_GOAL:_ Omit the images, then output each of the records below exactly.

_GIVEN RECORDS:_

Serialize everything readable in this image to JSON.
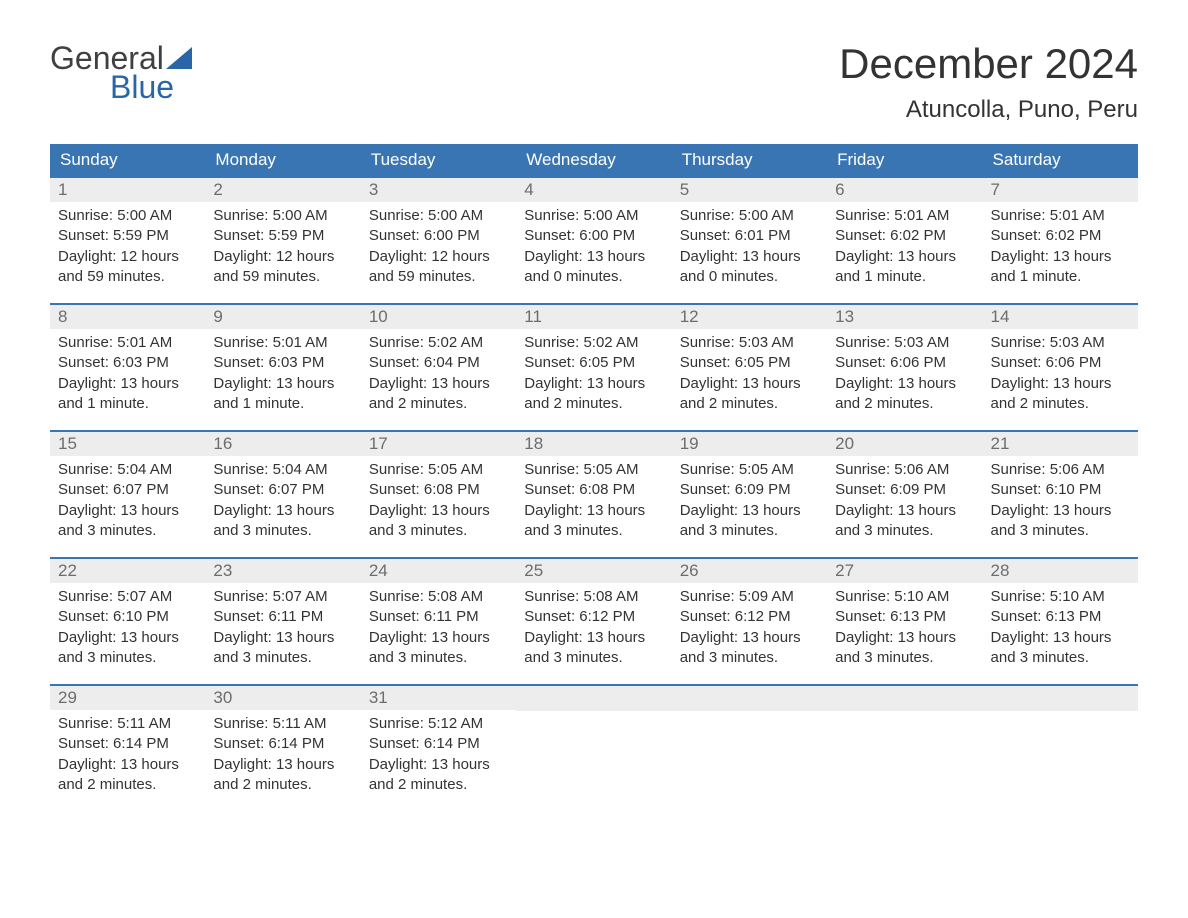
{
  "logo": {
    "text_general": "General",
    "text_blue": "Blue"
  },
  "header": {
    "month_title": "December 2024",
    "location": "Atuncolla, Puno, Peru"
  },
  "colors": {
    "header_bg": "#3a75b3",
    "day_number_bg": "#ededed",
    "text": "#333333",
    "day_number_text": "#6d6d6d",
    "logo_blue": "#2966a8",
    "logo_general": "#404040"
  },
  "weekdays": [
    "Sunday",
    "Monday",
    "Tuesday",
    "Wednesday",
    "Thursday",
    "Friday",
    "Saturday"
  ],
  "weeks": [
    [
      {
        "day": "1",
        "sunrise": "Sunrise: 5:00 AM",
        "sunset": "Sunset: 5:59 PM",
        "daylight1": "Daylight: 12 hours",
        "daylight2": "and 59 minutes."
      },
      {
        "day": "2",
        "sunrise": "Sunrise: 5:00 AM",
        "sunset": "Sunset: 5:59 PM",
        "daylight1": "Daylight: 12 hours",
        "daylight2": "and 59 minutes."
      },
      {
        "day": "3",
        "sunrise": "Sunrise: 5:00 AM",
        "sunset": "Sunset: 6:00 PM",
        "daylight1": "Daylight: 12 hours",
        "daylight2": "and 59 minutes."
      },
      {
        "day": "4",
        "sunrise": "Sunrise: 5:00 AM",
        "sunset": "Sunset: 6:00 PM",
        "daylight1": "Daylight: 13 hours",
        "daylight2": "and 0 minutes."
      },
      {
        "day": "5",
        "sunrise": "Sunrise: 5:00 AM",
        "sunset": "Sunset: 6:01 PM",
        "daylight1": "Daylight: 13 hours",
        "daylight2": "and 0 minutes."
      },
      {
        "day": "6",
        "sunrise": "Sunrise: 5:01 AM",
        "sunset": "Sunset: 6:02 PM",
        "daylight1": "Daylight: 13 hours",
        "daylight2": "and 1 minute."
      },
      {
        "day": "7",
        "sunrise": "Sunrise: 5:01 AM",
        "sunset": "Sunset: 6:02 PM",
        "daylight1": "Daylight: 13 hours",
        "daylight2": "and 1 minute."
      }
    ],
    [
      {
        "day": "8",
        "sunrise": "Sunrise: 5:01 AM",
        "sunset": "Sunset: 6:03 PM",
        "daylight1": "Daylight: 13 hours",
        "daylight2": "and 1 minute."
      },
      {
        "day": "9",
        "sunrise": "Sunrise: 5:01 AM",
        "sunset": "Sunset: 6:03 PM",
        "daylight1": "Daylight: 13 hours",
        "daylight2": "and 1 minute."
      },
      {
        "day": "10",
        "sunrise": "Sunrise: 5:02 AM",
        "sunset": "Sunset: 6:04 PM",
        "daylight1": "Daylight: 13 hours",
        "daylight2": "and 2 minutes."
      },
      {
        "day": "11",
        "sunrise": "Sunrise: 5:02 AM",
        "sunset": "Sunset: 6:05 PM",
        "daylight1": "Daylight: 13 hours",
        "daylight2": "and 2 minutes."
      },
      {
        "day": "12",
        "sunrise": "Sunrise: 5:03 AM",
        "sunset": "Sunset: 6:05 PM",
        "daylight1": "Daylight: 13 hours",
        "daylight2": "and 2 minutes."
      },
      {
        "day": "13",
        "sunrise": "Sunrise: 5:03 AM",
        "sunset": "Sunset: 6:06 PM",
        "daylight1": "Daylight: 13 hours",
        "daylight2": "and 2 minutes."
      },
      {
        "day": "14",
        "sunrise": "Sunrise: 5:03 AM",
        "sunset": "Sunset: 6:06 PM",
        "daylight1": "Daylight: 13 hours",
        "daylight2": "and 2 minutes."
      }
    ],
    [
      {
        "day": "15",
        "sunrise": "Sunrise: 5:04 AM",
        "sunset": "Sunset: 6:07 PM",
        "daylight1": "Daylight: 13 hours",
        "daylight2": "and 3 minutes."
      },
      {
        "day": "16",
        "sunrise": "Sunrise: 5:04 AM",
        "sunset": "Sunset: 6:07 PM",
        "daylight1": "Daylight: 13 hours",
        "daylight2": "and 3 minutes."
      },
      {
        "day": "17",
        "sunrise": "Sunrise: 5:05 AM",
        "sunset": "Sunset: 6:08 PM",
        "daylight1": "Daylight: 13 hours",
        "daylight2": "and 3 minutes."
      },
      {
        "day": "18",
        "sunrise": "Sunrise: 5:05 AM",
        "sunset": "Sunset: 6:08 PM",
        "daylight1": "Daylight: 13 hours",
        "daylight2": "and 3 minutes."
      },
      {
        "day": "19",
        "sunrise": "Sunrise: 5:05 AM",
        "sunset": "Sunset: 6:09 PM",
        "daylight1": "Daylight: 13 hours",
        "daylight2": "and 3 minutes."
      },
      {
        "day": "20",
        "sunrise": "Sunrise: 5:06 AM",
        "sunset": "Sunset: 6:09 PM",
        "daylight1": "Daylight: 13 hours",
        "daylight2": "and 3 minutes."
      },
      {
        "day": "21",
        "sunrise": "Sunrise: 5:06 AM",
        "sunset": "Sunset: 6:10 PM",
        "daylight1": "Daylight: 13 hours",
        "daylight2": "and 3 minutes."
      }
    ],
    [
      {
        "day": "22",
        "sunrise": "Sunrise: 5:07 AM",
        "sunset": "Sunset: 6:10 PM",
        "daylight1": "Daylight: 13 hours",
        "daylight2": "and 3 minutes."
      },
      {
        "day": "23",
        "sunrise": "Sunrise: 5:07 AM",
        "sunset": "Sunset: 6:11 PM",
        "daylight1": "Daylight: 13 hours",
        "daylight2": "and 3 minutes."
      },
      {
        "day": "24",
        "sunrise": "Sunrise: 5:08 AM",
        "sunset": "Sunset: 6:11 PM",
        "daylight1": "Daylight: 13 hours",
        "daylight2": "and 3 minutes."
      },
      {
        "day": "25",
        "sunrise": "Sunrise: 5:08 AM",
        "sunset": "Sunset: 6:12 PM",
        "daylight1": "Daylight: 13 hours",
        "daylight2": "and 3 minutes."
      },
      {
        "day": "26",
        "sunrise": "Sunrise: 5:09 AM",
        "sunset": "Sunset: 6:12 PM",
        "daylight1": "Daylight: 13 hours",
        "daylight2": "and 3 minutes."
      },
      {
        "day": "27",
        "sunrise": "Sunrise: 5:10 AM",
        "sunset": "Sunset: 6:13 PM",
        "daylight1": "Daylight: 13 hours",
        "daylight2": "and 3 minutes."
      },
      {
        "day": "28",
        "sunrise": "Sunrise: 5:10 AM",
        "sunset": "Sunset: 6:13 PM",
        "daylight1": "Daylight: 13 hours",
        "daylight2": "and 3 minutes."
      }
    ],
    [
      {
        "day": "29",
        "sunrise": "Sunrise: 5:11 AM",
        "sunset": "Sunset: 6:14 PM",
        "daylight1": "Daylight: 13 hours",
        "daylight2": "and 2 minutes."
      },
      {
        "day": "30",
        "sunrise": "Sunrise: 5:11 AM",
        "sunset": "Sunset: 6:14 PM",
        "daylight1": "Daylight: 13 hours",
        "daylight2": "and 2 minutes."
      },
      {
        "day": "31",
        "sunrise": "Sunrise: 5:12 AM",
        "sunset": "Sunset: 6:14 PM",
        "daylight1": "Daylight: 13 hours",
        "daylight2": "and 2 minutes."
      },
      null,
      null,
      null,
      null
    ]
  ]
}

_ANSWER BELOW:_
Serialize everything readable in this image to JSON.
{
  "logo": {
    "text_general": "General",
    "text_blue": "Blue"
  },
  "header": {
    "month_title": "December 2024",
    "location": "Atuncolla, Puno, Peru"
  },
  "colors": {
    "header_bg": "#3a75b3",
    "day_number_bg": "#ededed",
    "text": "#333333",
    "day_number_text": "#6d6d6d",
    "logo_blue": "#2966a8",
    "logo_general": "#404040"
  },
  "weekdays": [
    "Sunday",
    "Monday",
    "Tuesday",
    "Wednesday",
    "Thursday",
    "Friday",
    "Saturday"
  ],
  "weeks": [
    [
      {
        "day": "1",
        "sunrise": "Sunrise: 5:00 AM",
        "sunset": "Sunset: 5:59 PM",
        "daylight1": "Daylight: 12 hours",
        "daylight2": "and 59 minutes."
      },
      {
        "day": "2",
        "sunrise": "Sunrise: 5:00 AM",
        "sunset": "Sunset: 5:59 PM",
        "daylight1": "Daylight: 12 hours",
        "daylight2": "and 59 minutes."
      },
      {
        "day": "3",
        "sunrise": "Sunrise: 5:00 AM",
        "sunset": "Sunset: 6:00 PM",
        "daylight1": "Daylight: 12 hours",
        "daylight2": "and 59 minutes."
      },
      {
        "day": "4",
        "sunrise": "Sunrise: 5:00 AM",
        "sunset": "Sunset: 6:00 PM",
        "daylight1": "Daylight: 13 hours",
        "daylight2": "and 0 minutes."
      },
      {
        "day": "5",
        "sunrise": "Sunrise: 5:00 AM",
        "sunset": "Sunset: 6:01 PM",
        "daylight1": "Daylight: 13 hours",
        "daylight2": "and 0 minutes."
      },
      {
        "day": "6",
        "sunrise": "Sunrise: 5:01 AM",
        "sunset": "Sunset: 6:02 PM",
        "daylight1": "Daylight: 13 hours",
        "daylight2": "and 1 minute."
      },
      {
        "day": "7",
        "sunrise": "Sunrise: 5:01 AM",
        "sunset": "Sunset: 6:02 PM",
        "daylight1": "Daylight: 13 hours",
        "daylight2": "and 1 minute."
      }
    ],
    [
      {
        "day": "8",
        "sunrise": "Sunrise: 5:01 AM",
        "sunset": "Sunset: 6:03 PM",
        "daylight1": "Daylight: 13 hours",
        "daylight2": "and 1 minute."
      },
      {
        "day": "9",
        "sunrise": "Sunrise: 5:01 AM",
        "sunset": "Sunset: 6:03 PM",
        "daylight1": "Daylight: 13 hours",
        "daylight2": "and 1 minute."
      },
      {
        "day": "10",
        "sunrise": "Sunrise: 5:02 AM",
        "sunset": "Sunset: 6:04 PM",
        "daylight1": "Daylight: 13 hours",
        "daylight2": "and 2 minutes."
      },
      {
        "day": "11",
        "sunrise": "Sunrise: 5:02 AM",
        "sunset": "Sunset: 6:05 PM",
        "daylight1": "Daylight: 13 hours",
        "daylight2": "and 2 minutes."
      },
      {
        "day": "12",
        "sunrise": "Sunrise: 5:03 AM",
        "sunset": "Sunset: 6:05 PM",
        "daylight1": "Daylight: 13 hours",
        "daylight2": "and 2 minutes."
      },
      {
        "day": "13",
        "sunrise": "Sunrise: 5:03 AM",
        "sunset": "Sunset: 6:06 PM",
        "daylight1": "Daylight: 13 hours",
        "daylight2": "and 2 minutes."
      },
      {
        "day": "14",
        "sunrise": "Sunrise: 5:03 AM",
        "sunset": "Sunset: 6:06 PM",
        "daylight1": "Daylight: 13 hours",
        "daylight2": "and 2 minutes."
      }
    ],
    [
      {
        "day": "15",
        "sunrise": "Sunrise: 5:04 AM",
        "sunset": "Sunset: 6:07 PM",
        "daylight1": "Daylight: 13 hours",
        "daylight2": "and 3 minutes."
      },
      {
        "day": "16",
        "sunrise": "Sunrise: 5:04 AM",
        "sunset": "Sunset: 6:07 PM",
        "daylight1": "Daylight: 13 hours",
        "daylight2": "and 3 minutes."
      },
      {
        "day": "17",
        "sunrise": "Sunrise: 5:05 AM",
        "sunset": "Sunset: 6:08 PM",
        "daylight1": "Daylight: 13 hours",
        "daylight2": "and 3 minutes."
      },
      {
        "day": "18",
        "sunrise": "Sunrise: 5:05 AM",
        "sunset": "Sunset: 6:08 PM",
        "daylight1": "Daylight: 13 hours",
        "daylight2": "and 3 minutes."
      },
      {
        "day": "19",
        "sunrise": "Sunrise: 5:05 AM",
        "sunset": "Sunset: 6:09 PM",
        "daylight1": "Daylight: 13 hours",
        "daylight2": "and 3 minutes."
      },
      {
        "day": "20",
        "sunrise": "Sunrise: 5:06 AM",
        "sunset": "Sunset: 6:09 PM",
        "daylight1": "Daylight: 13 hours",
        "daylight2": "and 3 minutes."
      },
      {
        "day": "21",
        "sunrise": "Sunrise: 5:06 AM",
        "sunset": "Sunset: 6:10 PM",
        "daylight1": "Daylight: 13 hours",
        "daylight2": "and 3 minutes."
      }
    ],
    [
      {
        "day": "22",
        "sunrise": "Sunrise: 5:07 AM",
        "sunset": "Sunset: 6:10 PM",
        "daylight1": "Daylight: 13 hours",
        "daylight2": "and 3 minutes."
      },
      {
        "day": "23",
        "sunrise": "Sunrise: 5:07 AM",
        "sunset": "Sunset: 6:11 PM",
        "daylight1": "Daylight: 13 hours",
        "daylight2": "and 3 minutes."
      },
      {
        "day": "24",
        "sunrise": "Sunrise: 5:08 AM",
        "sunset": "Sunset: 6:11 PM",
        "daylight1": "Daylight: 13 hours",
        "daylight2": "and 3 minutes."
      },
      {
        "day": "25",
        "sunrise": "Sunrise: 5:08 AM",
        "sunset": "Sunset: 6:12 PM",
        "daylight1": "Daylight: 13 hours",
        "daylight2": "and 3 minutes."
      },
      {
        "day": "26",
        "sunrise": "Sunrise: 5:09 AM",
        "sunset": "Sunset: 6:12 PM",
        "daylight1": "Daylight: 13 hours",
        "daylight2": "and 3 minutes."
      },
      {
        "day": "27",
        "sunrise": "Sunrise: 5:10 AM",
        "sunset": "Sunset: 6:13 PM",
        "daylight1": "Daylight: 13 hours",
        "daylight2": "and 3 minutes."
      },
      {
        "day": "28",
        "sunrise": "Sunrise: 5:10 AM",
        "sunset": "Sunset: 6:13 PM",
        "daylight1": "Daylight: 13 hours",
        "daylight2": "and 3 minutes."
      }
    ],
    [
      {
        "day": "29",
        "sunrise": "Sunrise: 5:11 AM",
        "sunset": "Sunset: 6:14 PM",
        "daylight1": "Daylight: 13 hours",
        "daylight2": "and 2 minutes."
      },
      {
        "day": "30",
        "sunrise": "Sunrise: 5:11 AM",
        "sunset": "Sunset: 6:14 PM",
        "daylight1": "Daylight: 13 hours",
        "daylight2": "and 2 minutes."
      },
      {
        "day": "31",
        "sunrise": "Sunrise: 5:12 AM",
        "sunset": "Sunset: 6:14 PM",
        "daylight1": "Daylight: 13 hours",
        "daylight2": "and 2 minutes."
      },
      null,
      null,
      null,
      null
    ]
  ]
}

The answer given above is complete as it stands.